** Start MATERIAL FOR THIS TASK **
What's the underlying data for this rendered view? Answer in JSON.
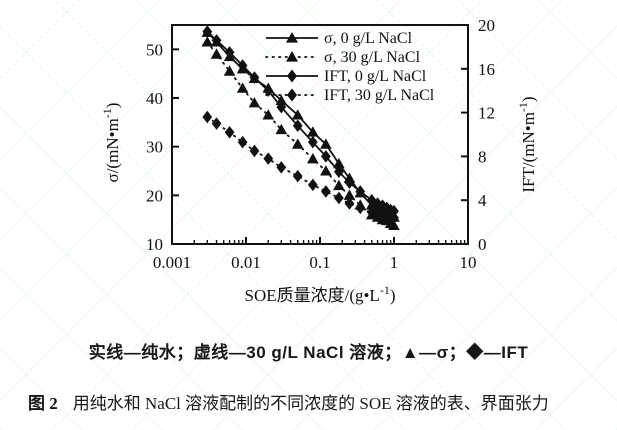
{
  "figure": {
    "note_line": "实线—纯水；虚线—30 g/L NaCl 溶液；▲—σ；◆—IFT",
    "caption_prefix": "图 2",
    "caption_text": "用纯水和 NaCl 溶液配制的不同浓度的 SOE 溶液的表、界面张力"
  },
  "chart_data": {
    "type": "line",
    "x_axis": {
      "label": "SOE质量浓度/(g•L⁻¹)",
      "scale": "log",
      "range": [
        0.001,
        10
      ],
      "ticks": [
        0.001,
        0.01,
        0.1,
        1,
        10
      ],
      "tick_labels": [
        "0.001",
        "0.01",
        "0.1",
        "1",
        "10"
      ],
      "minor_ticks": "log-decades"
    },
    "y_axis_left": {
      "label": "σ/(mN•m⁻¹)",
      "range": [
        10,
        55
      ],
      "ticks": [
        10,
        20,
        30,
        40,
        50
      ]
    },
    "y_axis_right": {
      "label": "IFT/(mN•m⁻¹)",
      "range": [
        0,
        20
      ],
      "ticks": [
        0,
        4,
        8,
        12,
        16,
        20
      ]
    },
    "grid": false,
    "legend": {
      "position": "top-right-inside",
      "entries": [
        {
          "label": "σ, 0 g/L NaCl",
          "marker": "triangle",
          "line": "solid"
        },
        {
          "label": "σ, 30 g/L NaCl",
          "marker": "triangle",
          "line": "dotted"
        },
        {
          "label": "IFT, 0 g/L NaCl",
          "marker": "diamond",
          "line": "solid"
        },
        {
          "label": "IFT, 30 g/L NaCl",
          "marker": "diamond",
          "line": "dotted"
        }
      ]
    },
    "series": [
      {
        "name": "σ, 0 g/L NaCl",
        "axis": "left",
        "marker": "triangle",
        "line": "solid",
        "x": [
          0.003,
          0.004,
          0.006,
          0.009,
          0.013,
          0.02,
          0.03,
          0.05,
          0.08,
          0.12,
          0.18,
          0.25,
          0.35,
          0.5,
          0.6,
          0.7,
          0.8,
          0.9,
          1.0
        ],
        "y": [
          53.5,
          51.5,
          48.5,
          46,
          44,
          42,
          39.5,
          36.5,
          33,
          30.5,
          26.5,
          23.5,
          20.5,
          18,
          17.5,
          17,
          16.5,
          16,
          15.5
        ]
      },
      {
        "name": "σ, 30 g/L NaCl",
        "axis": "left",
        "marker": "triangle",
        "line": "dotted",
        "x": [
          0.003,
          0.004,
          0.006,
          0.009,
          0.013,
          0.02,
          0.03,
          0.05,
          0.08,
          0.12,
          0.18,
          0.25,
          0.35,
          0.5,
          0.6,
          0.7,
          0.8,
          0.9,
          1.0
        ],
        "y": [
          51.5,
          49,
          45.5,
          42,
          39,
          36.5,
          33.5,
          30.5,
          27.5,
          25,
          22,
          20,
          18,
          16,
          15.5,
          15,
          14.8,
          14.2,
          13.8
        ]
      },
      {
        "name": "IFT, 0 g/L NaCl",
        "axis": "right",
        "marker": "diamond",
        "line": "solid",
        "x": [
          0.003,
          0.004,
          0.006,
          0.009,
          0.013,
          0.02,
          0.03,
          0.05,
          0.08,
          0.12,
          0.18,
          0.25,
          0.35,
          0.5,
          0.6,
          0.7,
          0.8,
          0.9,
          1.0
        ],
        "y": [
          19.4,
          18.6,
          17.5,
          16.3,
          15.2,
          14,
          12.5,
          10.8,
          9.3,
          8,
          6.6,
          5.6,
          4.8,
          4,
          3.7,
          3.5,
          3.3,
          3.1,
          3.0
        ]
      },
      {
        "name": "IFT, 30 g/L NaCl",
        "axis": "right",
        "marker": "diamond",
        "line": "dotted",
        "x": [
          0.003,
          0.004,
          0.006,
          0.009,
          0.013,
          0.02,
          0.03,
          0.05,
          0.08,
          0.12,
          0.18,
          0.25,
          0.35,
          0.5,
          0.6,
          0.7,
          0.8,
          0.9,
          1.0
        ],
        "y": [
          11.6,
          11,
          10.2,
          9.3,
          8.5,
          7.8,
          7,
          6.2,
          5.4,
          4.8,
          4.2,
          3.7,
          3.3,
          2.9,
          2.8,
          2.7,
          2.6,
          2.5,
          2.4
        ]
      }
    ],
    "colors": {
      "foreground": "#111111",
      "watermark": "rgba(150,205,150,0.20)"
    }
  }
}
** End MATERIAL FOR THIS TASK **
__YOUR INSTRUCTIONS__. Leaving out the pictures, repeat the data above exactly.

__COMPLETE RESPONSE__.
What's the underlying data for this rendered view? Answer in JSON.
{
  "figure": {
    "note_line": "实线—纯水；虚线—30 g/L NaCl 溶液；▲—σ；◆—IFT",
    "caption_prefix": "图 2",
    "caption_text": "用纯水和 NaCl 溶液配制的不同浓度的 SOE 溶液的表、界面张力"
  },
  "chart_data": {
    "type": "line",
    "x_axis": {
      "label": "SOE质量浓度/(g•L⁻¹)",
      "scale": "log",
      "range": [
        0.001,
        10
      ],
      "ticks": [
        0.001,
        0.01,
        0.1,
        1,
        10
      ],
      "tick_labels": [
        "0.001",
        "0.01",
        "0.1",
        "1",
        "10"
      ],
      "minor_ticks": "log-decades"
    },
    "y_axis_left": {
      "label": "σ/(mN•m⁻¹)",
      "range": [
        10,
        55
      ],
      "ticks": [
        10,
        20,
        30,
        40,
        50
      ]
    },
    "y_axis_right": {
      "label": "IFT/(mN•m⁻¹)",
      "range": [
        0,
        20
      ],
      "ticks": [
        0,
        4,
        8,
        12,
        16,
        20
      ]
    },
    "grid": false,
    "legend": {
      "position": "top-right-inside",
      "entries": [
        {
          "label": "σ, 0 g/L NaCl",
          "marker": "triangle",
          "line": "solid"
        },
        {
          "label": "σ, 30 g/L NaCl",
          "marker": "triangle",
          "line": "dotted"
        },
        {
          "label": "IFT, 0 g/L NaCl",
          "marker": "diamond",
          "line": "solid"
        },
        {
          "label": "IFT, 30 g/L NaCl",
          "marker": "diamond",
          "line": "dotted"
        }
      ]
    },
    "series": [
      {
        "name": "σ, 0 g/L NaCl",
        "axis": "left",
        "marker": "triangle",
        "line": "solid",
        "x": [
          0.003,
          0.004,
          0.006,
          0.009,
          0.013,
          0.02,
          0.03,
          0.05,
          0.08,
          0.12,
          0.18,
          0.25,
          0.35,
          0.5,
          0.6,
          0.7,
          0.8,
          0.9,
          1.0
        ],
        "y": [
          53.5,
          51.5,
          48.5,
          46,
          44,
          42,
          39.5,
          36.5,
          33,
          30.5,
          26.5,
          23.5,
          20.5,
          18,
          17.5,
          17,
          16.5,
          16,
          15.5
        ]
      },
      {
        "name": "σ, 30 g/L NaCl",
        "axis": "left",
        "marker": "triangle",
        "line": "dotted",
        "x": [
          0.003,
          0.004,
          0.006,
          0.009,
          0.013,
          0.02,
          0.03,
          0.05,
          0.08,
          0.12,
          0.18,
          0.25,
          0.35,
          0.5,
          0.6,
          0.7,
          0.8,
          0.9,
          1.0
        ],
        "y": [
          51.5,
          49,
          45.5,
          42,
          39,
          36.5,
          33.5,
          30.5,
          27.5,
          25,
          22,
          20,
          18,
          16,
          15.5,
          15,
          14.8,
          14.2,
          13.8
        ]
      },
      {
        "name": "IFT, 0 g/L NaCl",
        "axis": "right",
        "marker": "diamond",
        "line": "solid",
        "x": [
          0.003,
          0.004,
          0.006,
          0.009,
          0.013,
          0.02,
          0.03,
          0.05,
          0.08,
          0.12,
          0.18,
          0.25,
          0.35,
          0.5,
          0.6,
          0.7,
          0.8,
          0.9,
          1.0
        ],
        "y": [
          19.4,
          18.6,
          17.5,
          16.3,
          15.2,
          14,
          12.5,
          10.8,
          9.3,
          8,
          6.6,
          5.6,
          4.8,
          4,
          3.7,
          3.5,
          3.3,
          3.1,
          3.0
        ]
      },
      {
        "name": "IFT, 30 g/L NaCl",
        "axis": "right",
        "marker": "diamond",
        "line": "dotted",
        "x": [
          0.003,
          0.004,
          0.006,
          0.009,
          0.013,
          0.02,
          0.03,
          0.05,
          0.08,
          0.12,
          0.18,
          0.25,
          0.35,
          0.5,
          0.6,
          0.7,
          0.8,
          0.9,
          1.0
        ],
        "y": [
          11.6,
          11,
          10.2,
          9.3,
          8.5,
          7.8,
          7,
          6.2,
          5.4,
          4.8,
          4.2,
          3.7,
          3.3,
          2.9,
          2.8,
          2.7,
          2.6,
          2.5,
          2.4
        ]
      }
    ],
    "colors": {
      "foreground": "#111111",
      "watermark": "rgba(150,205,150,0.20)"
    }
  }
}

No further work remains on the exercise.